# [EXERCISE DETAILS]
Write out every single entry exactly.

# [TASK MATERIAL]
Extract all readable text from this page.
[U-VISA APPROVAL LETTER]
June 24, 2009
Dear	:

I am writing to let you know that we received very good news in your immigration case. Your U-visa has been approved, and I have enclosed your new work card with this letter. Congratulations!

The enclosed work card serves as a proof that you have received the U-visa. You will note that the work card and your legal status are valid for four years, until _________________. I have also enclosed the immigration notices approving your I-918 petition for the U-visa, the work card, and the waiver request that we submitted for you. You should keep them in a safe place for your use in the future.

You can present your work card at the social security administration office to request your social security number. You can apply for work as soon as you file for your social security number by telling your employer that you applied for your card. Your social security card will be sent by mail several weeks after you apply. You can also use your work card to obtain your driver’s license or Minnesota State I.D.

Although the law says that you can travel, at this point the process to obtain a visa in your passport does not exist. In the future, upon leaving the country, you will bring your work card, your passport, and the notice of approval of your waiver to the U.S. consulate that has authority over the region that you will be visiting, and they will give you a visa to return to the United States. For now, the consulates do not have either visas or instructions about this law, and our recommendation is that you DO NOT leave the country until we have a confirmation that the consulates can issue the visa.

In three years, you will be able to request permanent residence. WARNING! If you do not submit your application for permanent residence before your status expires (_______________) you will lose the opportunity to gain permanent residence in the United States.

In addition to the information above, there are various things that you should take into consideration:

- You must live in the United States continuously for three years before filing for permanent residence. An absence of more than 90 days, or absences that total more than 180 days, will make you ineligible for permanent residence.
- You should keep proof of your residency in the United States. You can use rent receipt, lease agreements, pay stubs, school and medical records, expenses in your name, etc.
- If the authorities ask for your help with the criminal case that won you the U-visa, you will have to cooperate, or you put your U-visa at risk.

# [ANSWER]
Extract all readable text from this page.
[U-VISA APPROVAL LETTER]
June 24, 2009
Dear	:

I am writing to let you know that we received very good news in your immigration case. Your U-visa has been approved, and I have enclosed your new work card with this letter. Congratulations!

The enclosed work card serves as a proof that you have received the U-visa. You will note that the work card and your legal status are valid for four years, until _________________. I have also enclosed the immigration notices approving your I-918 petition for the U-visa, the work card, and the waiver request that we submitted for you. You should keep them in a safe place for your use in the future.

You can present your work card at the social security administration office to request your social security number. You can apply for work as soon as you file for your social security number by telling your employer that you applied for your card. Your social security card will be sent by mail several weeks after you apply. You can also use your work card to obtain your driver’s license or Minnesota State I.D.

Although the law says that you can travel, at this point the process to obtain a visa in your passport does not exist. In the future, upon leaving the country, you will bring your work card, your passport, and the notice of approval of your waiver to the U.S. consulate that has authority over the region that you will be visiting, and they will give you a visa to return to the United States. For now, the consulates do not have either visas or instructions about this law, and our recommendation is that you DO NOT leave the country until we have a confirmation that the consulates can issue the visa.

In three years, you will be able to request permanent residence. WARNING! If you do not submit your application for permanent residence before your status expires (_______________) you will lose the opportunity to gain permanent residence in the United States.

In addition to the information above, there are various things that you should take into consideration:

- You must live in the United States continuously for three years before filing for permanent residence. An absence of more than 90 days, or absences that total more than 180 days, will make you ineligible for permanent residence.
- You should keep proof of your residency in the United States. You can use rent receipt, lease agreements, pay stubs, school and medical records, expenses in your name, etc.
- If the authorities ask for your help with the criminal case that won you the U-visa, you will have to cooperate, or you put your U-visa at risk.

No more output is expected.